*Set of tasks:*
1. Decide whether each statement below agrees with the passage on Dimitrana Ivanova, answering yes or no for each and quoting the words of the passage that settle it. (a) She studied education and philosophy at the University of Zürich. (b) She gave up teaching after marrying Doncho Ivanov in 1914. (c) She was born in Sofia.
2. Summarize the passage on Dimitrana Ivanova in two sentences.
3. Repeat a section of the passage on Dimitrana Ivanova word for word, beginning at the words "Dimitrana Ivanova, née" and stopping after "1926 to 1944.".

*Passage given:*
## START

Dimitrana Ivanova, née Petrova (, 1881–1960), was a Bulgarian educational reformer, suffragist and women's rights activist. She chaired the Bulgarian Women's Union from 1926 to 1944.

Biography
Ivanova née Petrova was born on 1 February 1881 in Rousse, Bulgaria. The daughter of a trader, she was educated in the local girls' school and high school for girls. In Bulgaria, women were allowed to listen into lectures at the University of Sofia from 1896, but could not be regular students there until 1901, and even then it remained difficult, as high schools for girls offered only six of the seven secondary grades required for university admission. Dimitrana Ivanova was denied a place to study law in Sofia on these grounds, but she became the first female to study education and philosophy at the University of Zürich. When she returned to Bulgaria in 1900, she was employed as a teacher, which was at the time practically the only profession open to women (although until 1904, banned for married women). In 1914, she married the teacher Doncho Ivanov, but continued her professional life (the ban against married women teachers having been lifted in 1904). In 1921, she applied to study in the Faculty of Law at the University of Sofia, and was eventually allowed to do so, graduating in 1927.

## END

*Layout coordinate data:*
## START

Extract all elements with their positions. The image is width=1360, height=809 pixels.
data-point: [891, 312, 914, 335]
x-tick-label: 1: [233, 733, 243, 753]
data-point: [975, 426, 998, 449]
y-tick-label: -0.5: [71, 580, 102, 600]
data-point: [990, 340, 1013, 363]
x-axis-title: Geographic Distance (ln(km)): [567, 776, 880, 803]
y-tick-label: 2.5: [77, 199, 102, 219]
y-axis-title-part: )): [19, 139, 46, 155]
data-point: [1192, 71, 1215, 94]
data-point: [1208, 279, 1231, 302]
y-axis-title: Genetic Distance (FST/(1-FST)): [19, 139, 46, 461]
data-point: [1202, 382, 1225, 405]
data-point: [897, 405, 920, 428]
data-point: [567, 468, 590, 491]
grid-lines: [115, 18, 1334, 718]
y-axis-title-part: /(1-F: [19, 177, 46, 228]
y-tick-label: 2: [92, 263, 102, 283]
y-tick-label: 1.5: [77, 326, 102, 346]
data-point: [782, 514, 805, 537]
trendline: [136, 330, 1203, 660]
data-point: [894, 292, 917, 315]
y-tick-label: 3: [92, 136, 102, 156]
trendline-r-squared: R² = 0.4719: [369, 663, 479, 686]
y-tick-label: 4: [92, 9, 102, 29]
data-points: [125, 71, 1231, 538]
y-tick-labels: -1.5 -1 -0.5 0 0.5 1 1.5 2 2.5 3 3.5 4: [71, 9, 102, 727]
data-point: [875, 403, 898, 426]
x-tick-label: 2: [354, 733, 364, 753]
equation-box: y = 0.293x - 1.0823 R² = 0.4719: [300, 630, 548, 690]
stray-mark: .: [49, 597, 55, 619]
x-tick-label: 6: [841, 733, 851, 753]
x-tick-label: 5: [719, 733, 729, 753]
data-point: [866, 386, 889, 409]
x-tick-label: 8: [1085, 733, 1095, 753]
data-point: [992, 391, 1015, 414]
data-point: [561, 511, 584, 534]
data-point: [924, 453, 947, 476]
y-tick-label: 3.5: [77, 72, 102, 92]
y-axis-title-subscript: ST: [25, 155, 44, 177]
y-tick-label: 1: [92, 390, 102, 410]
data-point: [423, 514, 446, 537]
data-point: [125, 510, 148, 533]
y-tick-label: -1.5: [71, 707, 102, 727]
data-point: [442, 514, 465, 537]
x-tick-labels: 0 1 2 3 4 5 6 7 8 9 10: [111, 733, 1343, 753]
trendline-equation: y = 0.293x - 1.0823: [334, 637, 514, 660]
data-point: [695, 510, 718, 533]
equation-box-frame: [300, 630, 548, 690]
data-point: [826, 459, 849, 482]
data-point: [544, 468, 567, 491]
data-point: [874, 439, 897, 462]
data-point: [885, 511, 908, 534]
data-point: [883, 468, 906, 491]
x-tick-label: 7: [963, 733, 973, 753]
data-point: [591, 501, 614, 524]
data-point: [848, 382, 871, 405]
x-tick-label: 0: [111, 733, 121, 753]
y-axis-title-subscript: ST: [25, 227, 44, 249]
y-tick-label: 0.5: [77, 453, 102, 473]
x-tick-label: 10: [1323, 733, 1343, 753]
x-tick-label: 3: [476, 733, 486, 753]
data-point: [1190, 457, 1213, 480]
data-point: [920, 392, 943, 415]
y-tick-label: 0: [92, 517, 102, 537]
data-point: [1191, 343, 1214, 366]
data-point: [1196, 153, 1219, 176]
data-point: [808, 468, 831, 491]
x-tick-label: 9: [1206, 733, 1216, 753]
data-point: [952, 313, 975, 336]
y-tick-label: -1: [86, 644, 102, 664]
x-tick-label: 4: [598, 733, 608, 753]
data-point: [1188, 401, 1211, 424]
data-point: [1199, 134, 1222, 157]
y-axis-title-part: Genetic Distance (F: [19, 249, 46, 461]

## END

*Task-by-task answers:*
1.
(a) Yes: "she became the first female to study education and philosophy at the University of Zürich"
(b) No: "In 1914, she married the teacher Doncho Ivanov, but continued her professional life"
(c) No: "was born on 1 February 1881 in Rousse, Bulgaria"

2. Dimitrana Ivanova (1881–1960), born in Rousse, was a Bulgarian educational reformer, suffragist and women's rights activist who chaired the Bulgarian Women's Union from 1926 to 1944. After being denied a place to study law in Sofia, she studied education and philosophy at the University of Zürich, worked as a teacher in Bulgaria, and was later admitted to the Faculty of Law at the University of Sofia, graduating in 1927.

3.
Dimitrana Ivanova, née Petrova (, 1881–1960), was a Bulgarian educational reformer, suffragist and women's rights activist. She chaired the Bulgarian Women's Union from 1926 to 1944.